- [Task]: Every record must be written out once more, with nothing added or omitted.
-- START Items --
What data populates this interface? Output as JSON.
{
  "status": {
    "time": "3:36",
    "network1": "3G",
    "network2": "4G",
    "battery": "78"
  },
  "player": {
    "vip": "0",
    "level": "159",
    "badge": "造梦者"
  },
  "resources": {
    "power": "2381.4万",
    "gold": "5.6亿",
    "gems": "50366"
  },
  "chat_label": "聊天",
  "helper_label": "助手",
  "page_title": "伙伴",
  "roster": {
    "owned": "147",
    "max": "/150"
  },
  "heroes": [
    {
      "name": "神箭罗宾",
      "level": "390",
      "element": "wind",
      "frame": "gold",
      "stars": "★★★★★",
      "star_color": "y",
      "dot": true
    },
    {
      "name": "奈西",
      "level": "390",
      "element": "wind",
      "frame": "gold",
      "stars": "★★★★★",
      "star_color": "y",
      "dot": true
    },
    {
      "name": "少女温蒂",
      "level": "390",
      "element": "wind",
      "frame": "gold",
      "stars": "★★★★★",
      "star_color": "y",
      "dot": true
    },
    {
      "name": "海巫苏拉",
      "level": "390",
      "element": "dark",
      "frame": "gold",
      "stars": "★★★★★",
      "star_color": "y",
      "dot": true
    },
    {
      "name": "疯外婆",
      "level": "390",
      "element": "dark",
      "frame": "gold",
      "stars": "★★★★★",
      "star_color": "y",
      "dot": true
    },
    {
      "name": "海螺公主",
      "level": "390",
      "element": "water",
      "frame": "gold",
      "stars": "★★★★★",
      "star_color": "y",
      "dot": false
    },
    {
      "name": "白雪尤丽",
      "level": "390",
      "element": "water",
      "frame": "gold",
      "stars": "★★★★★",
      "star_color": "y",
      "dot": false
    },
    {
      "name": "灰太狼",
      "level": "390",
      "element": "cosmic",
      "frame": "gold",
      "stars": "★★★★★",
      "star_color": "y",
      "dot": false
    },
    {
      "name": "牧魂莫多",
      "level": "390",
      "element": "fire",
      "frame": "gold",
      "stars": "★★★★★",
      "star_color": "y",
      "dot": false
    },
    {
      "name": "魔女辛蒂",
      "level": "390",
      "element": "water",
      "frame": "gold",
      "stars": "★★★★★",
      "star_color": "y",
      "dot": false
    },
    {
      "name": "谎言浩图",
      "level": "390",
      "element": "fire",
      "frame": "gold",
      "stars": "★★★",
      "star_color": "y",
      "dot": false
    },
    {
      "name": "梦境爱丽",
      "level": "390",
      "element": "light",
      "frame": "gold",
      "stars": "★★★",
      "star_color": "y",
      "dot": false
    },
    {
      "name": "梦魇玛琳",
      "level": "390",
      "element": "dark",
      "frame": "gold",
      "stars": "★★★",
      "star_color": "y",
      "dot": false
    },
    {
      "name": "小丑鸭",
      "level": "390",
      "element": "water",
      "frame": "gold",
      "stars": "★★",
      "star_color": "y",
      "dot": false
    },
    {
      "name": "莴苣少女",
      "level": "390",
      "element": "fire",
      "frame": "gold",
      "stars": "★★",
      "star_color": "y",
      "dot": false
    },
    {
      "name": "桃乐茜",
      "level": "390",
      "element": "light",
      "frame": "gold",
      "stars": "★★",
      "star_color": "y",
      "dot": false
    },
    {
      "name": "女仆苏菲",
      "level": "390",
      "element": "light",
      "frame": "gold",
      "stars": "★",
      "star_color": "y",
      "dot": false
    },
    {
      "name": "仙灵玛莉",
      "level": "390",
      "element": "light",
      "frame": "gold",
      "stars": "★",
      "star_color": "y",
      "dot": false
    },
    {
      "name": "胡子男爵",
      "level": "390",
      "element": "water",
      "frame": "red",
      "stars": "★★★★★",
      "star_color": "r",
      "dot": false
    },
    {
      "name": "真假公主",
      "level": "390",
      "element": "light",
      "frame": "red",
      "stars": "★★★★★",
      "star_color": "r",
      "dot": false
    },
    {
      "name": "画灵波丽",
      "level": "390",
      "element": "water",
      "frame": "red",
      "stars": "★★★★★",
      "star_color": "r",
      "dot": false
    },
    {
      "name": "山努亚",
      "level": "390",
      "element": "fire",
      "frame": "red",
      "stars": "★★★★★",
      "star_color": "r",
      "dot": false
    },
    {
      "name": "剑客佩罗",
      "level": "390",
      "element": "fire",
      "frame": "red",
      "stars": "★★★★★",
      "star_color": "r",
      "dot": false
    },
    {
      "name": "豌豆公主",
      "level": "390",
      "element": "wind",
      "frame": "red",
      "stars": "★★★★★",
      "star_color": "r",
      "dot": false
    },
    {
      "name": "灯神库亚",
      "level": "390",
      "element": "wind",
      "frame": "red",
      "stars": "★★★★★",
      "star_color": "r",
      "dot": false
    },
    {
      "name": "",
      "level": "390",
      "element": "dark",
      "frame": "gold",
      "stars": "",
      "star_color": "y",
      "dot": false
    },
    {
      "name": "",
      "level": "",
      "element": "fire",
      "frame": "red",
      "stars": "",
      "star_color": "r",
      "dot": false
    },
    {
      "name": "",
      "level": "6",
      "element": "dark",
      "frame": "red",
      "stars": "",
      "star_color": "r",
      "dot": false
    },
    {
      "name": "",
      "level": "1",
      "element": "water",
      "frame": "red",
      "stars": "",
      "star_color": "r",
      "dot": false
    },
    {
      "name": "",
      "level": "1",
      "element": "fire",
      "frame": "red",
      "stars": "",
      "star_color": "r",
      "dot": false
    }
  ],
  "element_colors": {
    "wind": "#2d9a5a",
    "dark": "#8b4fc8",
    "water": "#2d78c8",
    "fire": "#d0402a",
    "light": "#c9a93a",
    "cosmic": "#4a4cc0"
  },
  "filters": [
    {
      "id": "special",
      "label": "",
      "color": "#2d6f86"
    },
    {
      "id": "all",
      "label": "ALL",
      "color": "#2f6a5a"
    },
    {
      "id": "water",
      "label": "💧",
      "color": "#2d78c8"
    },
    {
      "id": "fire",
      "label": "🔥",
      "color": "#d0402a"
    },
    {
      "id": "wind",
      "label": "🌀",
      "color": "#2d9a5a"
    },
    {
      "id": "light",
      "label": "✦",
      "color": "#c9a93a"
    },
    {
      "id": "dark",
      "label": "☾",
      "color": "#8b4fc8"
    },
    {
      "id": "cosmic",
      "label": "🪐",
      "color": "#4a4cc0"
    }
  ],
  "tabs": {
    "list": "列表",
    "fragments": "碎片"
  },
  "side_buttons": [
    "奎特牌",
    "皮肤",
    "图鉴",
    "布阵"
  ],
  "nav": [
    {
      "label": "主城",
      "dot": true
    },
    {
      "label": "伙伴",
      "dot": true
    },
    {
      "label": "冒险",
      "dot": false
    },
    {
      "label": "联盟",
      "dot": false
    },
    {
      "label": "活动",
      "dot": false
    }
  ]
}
-- END Items --
- [Reply to the exercise]:
What data populates this interface? Output as JSON.
{
  "status": {
    "time": "3:36",
    "network1": "3G",
    "network2": "4G",
    "battery": "78"
  },
  "player": {
    "vip": "0",
    "level": "159",
    "badge": "造梦者"
  },
  "resources": {
    "power": "2381.4万",
    "gold": "5.6亿",
    "gems": "50366"
  },
  "chat_label": "聊天",
  "helper_label": "助手",
  "page_title": "伙伴",
  "roster": {
    "owned": "147",
    "max": "/150"
  },
  "heroes": [
    {
      "name": "神箭罗宾",
      "level": "390",
      "element": "wind",
      "frame": "gold",
      "stars": "★★★★★",
      "star_color": "y",
      "dot": true
    },
    {
      "name": "奈西",
      "level": "390",
      "element": "wind",
      "frame": "gold",
      "stars": "★★★★★",
      "star_color": "y",
      "dot": true
    },
    {
      "name": "少女温蒂",
      "level": "390",
      "element": "wind",
      "frame": "gold",
      "stars": "★★★★★",
      "star_color": "y",
      "dot": true
    },
    {
      "name": "海巫苏拉",
      "level": "390",
      "element": "dark",
      "frame": "gold",
      "stars": "★★★★★",
      "star_color": "y",
      "dot": true
    },
    {
      "name": "疯外婆",
      "level": "390",
      "element": "dark",
      "frame": "gold",
      "stars": "★★★★★",
      "star_color": "y",
      "dot": true
    },
    {
      "name": "海螺公主",
      "level": "390",
      "element": "water",
      "frame": "gold",
      "stars": "★★★★★",
      "star_color": "y",
      "dot": false
    },
    {
      "name": "白雪尤丽",
      "level": "390",
      "element": "water",
      "frame": "gold",
      "stars": "★★★★★",
      "star_color": "y",
      "dot": false
    },
    {
      "name": "灰太狼",
      "level": "390",
      "element": "cosmic",
      "frame": "gold",
      "stars": "★★★★★",
      "star_color": "y",
      "dot": false
    },
    {
      "name": "牧魂莫多",
      "level": "390",
      "element": "fire",
      "frame": "gold",
      "stars": "★★★★★",
      "star_color": "y",
      "dot": false
    },
    {
      "name": "魔女辛蒂",
      "level": "390",
      "element": "water",
      "frame": "gold",
      "stars": "★★★★★",
      "star_color": "y",
      "dot": false
    },
    {
      "name": "谎言浩图",
      "level": "390",
      "element": "fire",
      "frame": "gold",
      "stars": "★★★",
      "star_color": "y",
      "dot": false
    },
    {
      "name": "梦境爱丽",
      "level": "390",
      "element": "light",
      "frame": "gold",
      "stars": "★★★",
      "star_color": "y",
      "dot": false
    },
    {
      "name": "梦魇玛琳",
      "level": "390",
      "element": "dark",
      "frame": "gold",
      "stars": "★★★",
      "star_color": "y",
      "dot": false
    },
    {
      "name": "小丑鸭",
      "level": "390",
      "element": "water",
      "frame": "gold",
      "stars": "★★",
      "star_color": "y",
      "dot": false
    },
    {
      "name": "莴苣少女",
      "level": "390",
      "element": "fire",
      "frame": "gold",
      "stars": "★★",
      "star_color": "y",
      "dot": false
    },
    {
      "name": "桃乐茜",
      "level": "390",
      "element": "light",
      "frame": "gold",
      "stars": "★★",
      "star_color": "y",
      "dot": false
    },
    {
      "name": "女仆苏菲",
      "level": "390",
      "element": "light",
      "frame": "gold",
      "stars": "★",
      "star_color": "y",
      "dot": false
    },
    {
      "name": "仙灵玛莉",
      "level": "390",
      "element": "light",
      "frame": "gold",
      "stars": "★",
      "star_color": "y",
      "dot": false
    },
    {
      "name": "胡子男爵",
      "level": "390",
      "element": "water",
      "frame": "red",
      "stars": "★★★★★",
      "star_color": "r",
      "dot": false
    },
    {
      "name": "真假公主",
      "level": "390",
      "element": "light",
      "frame": "red",
      "stars": "★★★★★",
      "star_color": "r",
      "dot": false
    },
    {
      "name": "画灵波丽",
      "level": "390",
      "element": "water",
      "frame": "red",
      "stars": "★★★★★",
      "star_color": "r",
      "dot": false
    },
    {
      "name": "山努亚",
      "level": "390",
      "element": "fire",
      "frame": "red",
      "stars": "★★★★★",
      "star_color": "r",
      "dot": false
    },
    {
      "name": "剑客佩罗",
      "level": "390",
      "element": "fire",
      "frame": "red",
      "stars": "★★★★★",
      "star_color": "r",
      "dot": false
    },
    {
      "name": "豌豆公主",
      "level": "390",
      "element": "wind",
      "frame": "red",
      "stars": "★★★★★",
      "star_color": "r",
      "dot": false
    },
    {
      "name": "灯神库亚",
      "level": "390",
      "element": "wind",
      "frame": "red",
      "stars": "★★★★★",
      "star_color": "r",
      "dot": false
    },
    {
      "name": "",
      "level": "390",
      "element": "dark",
      "frame": "gold",
      "stars": "",
      "star_color": "y",
      "dot": false
    },
    {
      "name": "",
      "level": "",
      "element": "fire",
      "frame": "red",
      "stars": "",
      "star_color": "r",
      "dot": false
    },
    {
      "name": "",
      "level": "6",
      "element": "dark",
      "frame": "red",
      "stars": "",
      "star_color": "r",
      "dot": false
    },
    {
      "name": "",
      "level": "1",
      "element": "water",
      "frame": "red",
      "stars": "",
      "star_color": "r",
      "dot": false
    },
    {
      "name": "",
      "level": "1",
      "element": "fire",
      "frame": "red",
      "stars": "",
      "star_color": "r",
      "dot": false
    }
  ],
  "element_colors": {
    "wind": "#2d9a5a",
    "dark": "#8b4fc8",
    "water": "#2d78c8",
    "fire": "#d0402a",
    "light": "#c9a93a",
    "cosmic": "#4a4cc0"
  },
  "filters": [
    {
      "id": "special",
      "label": "",
      "color": "#2d6f86"
    },
    {
      "id": "all",
      "label": "ALL",
      "color": "#2f6a5a"
    },
    {
      "id": "water",
      "label": "💧",
      "color": "#2d78c8"
    },
    {
      "id": "fire",
      "label": "🔥",
      "color": "#d0402a"
    },
    {
      "id": "wind",
      "label": "🌀",
      "color": "#2d9a5a"
    },
    {
      "id": "light",
      "label": "✦",
      "color": "#c9a93a"
    },
    {
      "id": "dark",
      "label": "☾",
      "color": "#8b4fc8"
    },
    {
      "id": "cosmic",
      "label": "🪐",
      "color": "#4a4cc0"
    }
  ],
  "tabs": {
    "list": "列表",
    "fragments": "碎片"
  },
  "side_buttons": [
    "奎特牌",
    "皮肤",
    "图鉴",
    "布阵"
  ],
  "nav": [
    {
      "label": "主城",
      "dot": true
    },
    {
      "label": "伙伴",
      "dot": true
    },
    {
      "label": "冒险",
      "dot": false
    },
    {
      "label": "联盟",
      "dot": false
    },
    {
      "label": "活动",
      "dot": false
    }
  ]
}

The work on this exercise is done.